--- START ---

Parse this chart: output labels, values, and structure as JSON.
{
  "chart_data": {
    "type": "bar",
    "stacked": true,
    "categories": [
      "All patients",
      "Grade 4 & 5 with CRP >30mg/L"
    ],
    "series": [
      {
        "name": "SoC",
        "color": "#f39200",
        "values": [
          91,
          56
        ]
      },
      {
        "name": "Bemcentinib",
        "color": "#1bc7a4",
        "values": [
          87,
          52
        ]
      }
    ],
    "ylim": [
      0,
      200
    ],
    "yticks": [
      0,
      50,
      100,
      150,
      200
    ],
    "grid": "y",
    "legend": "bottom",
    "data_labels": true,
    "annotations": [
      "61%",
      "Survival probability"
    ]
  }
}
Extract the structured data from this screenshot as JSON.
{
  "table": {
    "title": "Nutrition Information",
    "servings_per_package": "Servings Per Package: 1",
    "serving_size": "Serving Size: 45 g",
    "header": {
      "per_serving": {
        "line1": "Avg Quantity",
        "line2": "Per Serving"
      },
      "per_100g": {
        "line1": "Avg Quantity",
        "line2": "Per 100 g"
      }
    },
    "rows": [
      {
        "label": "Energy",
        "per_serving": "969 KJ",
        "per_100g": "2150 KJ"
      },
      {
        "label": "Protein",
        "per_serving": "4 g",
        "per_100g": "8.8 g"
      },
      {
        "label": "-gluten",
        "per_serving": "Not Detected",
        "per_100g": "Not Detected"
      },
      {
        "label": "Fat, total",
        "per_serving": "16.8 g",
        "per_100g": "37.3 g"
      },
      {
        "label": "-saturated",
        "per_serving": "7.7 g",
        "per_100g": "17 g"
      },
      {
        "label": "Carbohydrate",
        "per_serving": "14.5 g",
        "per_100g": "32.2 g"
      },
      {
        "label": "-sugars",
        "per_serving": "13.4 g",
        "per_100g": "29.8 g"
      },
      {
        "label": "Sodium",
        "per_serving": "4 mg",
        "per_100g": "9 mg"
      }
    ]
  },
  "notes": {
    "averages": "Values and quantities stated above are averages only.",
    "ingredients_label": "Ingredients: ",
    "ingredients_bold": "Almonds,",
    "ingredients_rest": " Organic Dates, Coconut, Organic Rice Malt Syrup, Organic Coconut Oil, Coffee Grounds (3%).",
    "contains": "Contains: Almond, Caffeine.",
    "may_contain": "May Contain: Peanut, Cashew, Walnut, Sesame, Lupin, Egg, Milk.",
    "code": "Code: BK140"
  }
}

--- END ---

● WORK INSTRUCTION
Every line from above should appear again in the answer, exactly as written.

● EXERCISE ANSWER
Parse this chart: output labels, values, and structure as JSON.
{
  "chart_data": {
    "type": "bar",
    "stacked": true,
    "categories": [
      "All patients",
      "Grade 4 & 5 with CRP >30mg/L"
    ],
    "series": [
      {
        "name": "SoC",
        "color": "#f39200",
        "values": [
          91,
          56
        ]
      },
      {
        "name": "Bemcentinib",
        "color": "#1bc7a4",
        "values": [
          87,
          52
        ]
      }
    ],
    "ylim": [
      0,
      200
    ],
    "yticks": [
      0,
      50,
      100,
      150,
      200
    ],
    "grid": "y",
    "legend": "bottom",
    "data_labels": true,
    "annotations": [
      "61%",
      "Survival probability"
    ]
  }
}
Extract the structured data from this screenshot as JSON.
{
  "table": {
    "title": "Nutrition Information",
    "servings_per_package": "Servings Per Package: 1",
    "serving_size": "Serving Size: 45 g",
    "header": {
      "per_serving": {
        "line1": "Avg Quantity",
        "line2": "Per Serving"
      },
      "per_100g": {
        "line1": "Avg Quantity",
        "line2": "Per 100 g"
      }
    },
    "rows": [
      {
        "label": "Energy",
        "per_serving": "969 KJ",
        "per_100g": "2150 KJ"
      },
      {
        "label": "Protein",
        "per_serving": "4 g",
        "per_100g": "8.8 g"
      },
      {
        "label": "-gluten",
        "per_serving": "Not Detected",
        "per_100g": "Not Detected"
      },
      {
        "label": "Fat, total",
        "per_serving": "16.8 g",
        "per_100g": "37.3 g"
      },
      {
        "label": "-saturated",
        "per_serving": "7.7 g",
        "per_100g": "17 g"
      },
      {
        "label": "Carbohydrate",
        "per_serving": "14.5 g",
        "per_100g": "32.2 g"
      },
      {
        "label": "-sugars",
        "per_serving": "13.4 g",
        "per_100g": "29.8 g"
      },
      {
        "label": "Sodium",
        "per_serving": "4 mg",
        "per_100g": "9 mg"
      }
    ]
  },
  "notes": {
    "averages": "Values and quantities stated above are averages only.",
    "ingredients_label": "Ingredients: ",
    "ingredients_bold": "Almonds,",
    "ingredients_rest": " Organic Dates, Coconut, Organic Rice Malt Syrup, Organic Coconut Oil, Coffee Grounds (3%).",
    "contains": "Contains: Almond, Caffeine.",
    "may_contain": "May Contain: Peanut, Cashew, Walnut, Sesame, Lupin, Egg, Milk.",
    "code": "Code: BK140"
  }
}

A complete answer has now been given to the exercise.